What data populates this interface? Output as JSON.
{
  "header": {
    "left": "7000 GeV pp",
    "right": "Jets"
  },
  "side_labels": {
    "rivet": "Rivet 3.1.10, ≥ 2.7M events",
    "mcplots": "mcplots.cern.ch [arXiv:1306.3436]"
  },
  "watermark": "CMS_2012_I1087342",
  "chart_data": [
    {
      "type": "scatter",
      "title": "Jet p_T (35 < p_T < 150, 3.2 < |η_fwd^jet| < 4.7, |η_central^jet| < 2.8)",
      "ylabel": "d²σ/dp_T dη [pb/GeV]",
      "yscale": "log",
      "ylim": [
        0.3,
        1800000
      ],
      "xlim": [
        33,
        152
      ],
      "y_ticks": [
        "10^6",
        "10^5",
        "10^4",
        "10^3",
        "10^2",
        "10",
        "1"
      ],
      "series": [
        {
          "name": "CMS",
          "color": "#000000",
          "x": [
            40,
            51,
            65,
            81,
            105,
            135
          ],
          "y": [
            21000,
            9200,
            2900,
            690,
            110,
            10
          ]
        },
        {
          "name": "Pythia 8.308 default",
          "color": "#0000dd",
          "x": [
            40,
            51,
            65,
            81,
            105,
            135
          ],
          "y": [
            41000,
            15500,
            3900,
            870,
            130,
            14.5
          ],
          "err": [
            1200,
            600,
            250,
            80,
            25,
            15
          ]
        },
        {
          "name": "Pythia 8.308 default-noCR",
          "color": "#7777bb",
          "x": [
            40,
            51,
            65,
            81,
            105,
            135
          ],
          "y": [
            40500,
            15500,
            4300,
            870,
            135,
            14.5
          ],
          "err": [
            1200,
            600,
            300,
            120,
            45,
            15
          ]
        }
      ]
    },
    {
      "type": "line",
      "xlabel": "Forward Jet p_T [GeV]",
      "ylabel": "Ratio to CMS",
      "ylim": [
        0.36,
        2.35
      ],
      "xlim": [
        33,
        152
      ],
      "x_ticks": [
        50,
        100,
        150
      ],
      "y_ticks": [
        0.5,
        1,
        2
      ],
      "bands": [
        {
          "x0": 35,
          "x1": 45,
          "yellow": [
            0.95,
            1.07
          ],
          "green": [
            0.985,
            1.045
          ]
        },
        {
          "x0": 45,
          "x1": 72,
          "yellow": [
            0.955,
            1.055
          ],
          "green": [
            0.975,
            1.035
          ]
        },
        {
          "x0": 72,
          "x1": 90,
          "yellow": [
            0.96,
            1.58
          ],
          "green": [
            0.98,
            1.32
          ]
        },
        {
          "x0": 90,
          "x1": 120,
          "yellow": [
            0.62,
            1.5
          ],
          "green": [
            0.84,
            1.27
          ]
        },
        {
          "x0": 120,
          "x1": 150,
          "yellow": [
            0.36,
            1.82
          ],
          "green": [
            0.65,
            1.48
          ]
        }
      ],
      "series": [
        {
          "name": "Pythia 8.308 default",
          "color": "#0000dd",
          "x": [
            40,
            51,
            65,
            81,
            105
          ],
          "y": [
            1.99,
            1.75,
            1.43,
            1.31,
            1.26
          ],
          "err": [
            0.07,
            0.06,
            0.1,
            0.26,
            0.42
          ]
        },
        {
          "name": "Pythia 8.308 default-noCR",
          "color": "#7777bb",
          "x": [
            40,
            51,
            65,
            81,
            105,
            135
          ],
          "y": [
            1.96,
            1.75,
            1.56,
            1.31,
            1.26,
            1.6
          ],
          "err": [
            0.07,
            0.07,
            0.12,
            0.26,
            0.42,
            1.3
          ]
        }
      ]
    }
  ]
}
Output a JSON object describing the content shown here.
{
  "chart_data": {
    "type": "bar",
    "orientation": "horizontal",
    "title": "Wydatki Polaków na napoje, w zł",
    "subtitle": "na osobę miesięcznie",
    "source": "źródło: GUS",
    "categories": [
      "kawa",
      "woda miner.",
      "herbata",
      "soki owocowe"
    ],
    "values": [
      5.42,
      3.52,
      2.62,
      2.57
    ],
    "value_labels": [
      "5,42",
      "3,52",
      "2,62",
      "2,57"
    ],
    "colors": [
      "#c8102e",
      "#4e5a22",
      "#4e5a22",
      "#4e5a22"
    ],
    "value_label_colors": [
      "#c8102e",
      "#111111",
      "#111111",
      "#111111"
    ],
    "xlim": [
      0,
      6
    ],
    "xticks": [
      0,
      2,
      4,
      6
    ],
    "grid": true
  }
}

* * * * * * * * *

● What you should do
Transcribe the full listing above without leaving anything out.

● Solution
What data populates this interface? Output as JSON.
{
  "header": {
    "left": "7000 GeV pp",
    "right": "Jets"
  },
  "side_labels": {
    "rivet": "Rivet 3.1.10, ≥ 2.7M events",
    "mcplots": "mcplots.cern.ch [arXiv:1306.3436]"
  },
  "watermark": "CMS_2012_I1087342",
  "chart_data": [
    {
      "type": "scatter",
      "title": "Jet p_T (35 < p_T < 150, 3.2 < |η_fwd^jet| < 4.7, |η_central^jet| < 2.8)",
      "ylabel": "d²σ/dp_T dη [pb/GeV]",
      "yscale": "log",
      "ylim": [
        0.3,
        1800000
      ],
      "xlim": [
        33,
        152
      ],
      "y_ticks": [
        "10^6",
        "10^5",
        "10^4",
        "10^3",
        "10^2",
        "10",
        "1"
      ],
      "series": [
        {
          "name": "CMS",
          "color": "#000000",
          "x": [
            40,
            51,
            65,
            81,
            105,
            135
          ],
          "y": [
            21000,
            9200,
            2900,
            690,
            110,
            10
          ]
        },
        {
          "name": "Pythia 8.308 default",
          "color": "#0000dd",
          "x": [
            40,
            51,
            65,
            81,
            105,
            135
          ],
          "y": [
            41000,
            15500,
            3900,
            870,
            130,
            14.5
          ],
          "err": [
            1200,
            600,
            250,
            80,
            25,
            15
          ]
        },
        {
          "name": "Pythia 8.308 default-noCR",
          "color": "#7777bb",
          "x": [
            40,
            51,
            65,
            81,
            105,
            135
          ],
          "y": [
            40500,
            15500,
            4300,
            870,
            135,
            14.5
          ],
          "err": [
            1200,
            600,
            300,
            120,
            45,
            15
          ]
        }
      ]
    },
    {
      "type": "line",
      "xlabel": "Forward Jet p_T [GeV]",
      "ylabel": "Ratio to CMS",
      "ylim": [
        0.36,
        2.35
      ],
      "xlim": [
        33,
        152
      ],
      "x_ticks": [
        50,
        100,
        150
      ],
      "y_ticks": [
        0.5,
        1,
        2
      ],
      "bands": [
        {
          "x0": 35,
          "x1": 45,
          "yellow": [
            0.95,
            1.07
          ],
          "green": [
            0.985,
            1.045
          ]
        },
        {
          "x0": 45,
          "x1": 72,
          "yellow": [
            0.955,
            1.055
          ],
          "green": [
            0.975,
            1.035
          ]
        },
        {
          "x0": 72,
          "x1": 90,
          "yellow": [
            0.96,
            1.58
          ],
          "green": [
            0.98,
            1.32
          ]
        },
        {
          "x0": 90,
          "x1": 120,
          "yellow": [
            0.62,
            1.5
          ],
          "green": [
            0.84,
            1.27
          ]
        },
        {
          "x0": 120,
          "x1": 150,
          "yellow": [
            0.36,
            1.82
          ],
          "green": [
            0.65,
            1.48
          ]
        }
      ],
      "series": [
        {
          "name": "Pythia 8.308 default",
          "color": "#0000dd",
          "x": [
            40,
            51,
            65,
            81,
            105
          ],
          "y": [
            1.99,
            1.75,
            1.43,
            1.31,
            1.26
          ],
          "err": [
            0.07,
            0.06,
            0.1,
            0.26,
            0.42
          ]
        },
        {
          "name": "Pythia 8.308 default-noCR",
          "color": "#7777bb",
          "x": [
            40,
            51,
            65,
            81,
            105,
            135
          ],
          "y": [
            1.96,
            1.75,
            1.56,
            1.31,
            1.26,
            1.6
          ],
          "err": [
            0.07,
            0.07,
            0.12,
            0.26,
            0.42,
            1.3
          ]
        }
      ]
    }
  ]
}
Output a JSON object describing the content shown here.
{
  "chart_data": {
    "type": "bar",
    "orientation": "horizontal",
    "title": "Wydatki Polaków na napoje, w zł",
    "subtitle": "na osobę miesięcznie",
    "source": "źródło: GUS",
    "categories": [
      "kawa",
      "woda miner.",
      "herbata",
      "soki owocowe"
    ],
    "values": [
      5.42,
      3.52,
      2.62,
      2.57
    ],
    "value_labels": [
      "5,42",
      "3,52",
      "2,62",
      "2,57"
    ],
    "colors": [
      "#c8102e",
      "#4e5a22",
      "#4e5a22",
      "#4e5a22"
    ],
    "value_label_colors": [
      "#c8102e",
      "#111111",
      "#111111",
      "#111111"
    ],
    "xlim": [
      0,
      6
    ],
    "xticks": [
      0,
      2,
      4,
      6
    ],
    "grid": true
  }
}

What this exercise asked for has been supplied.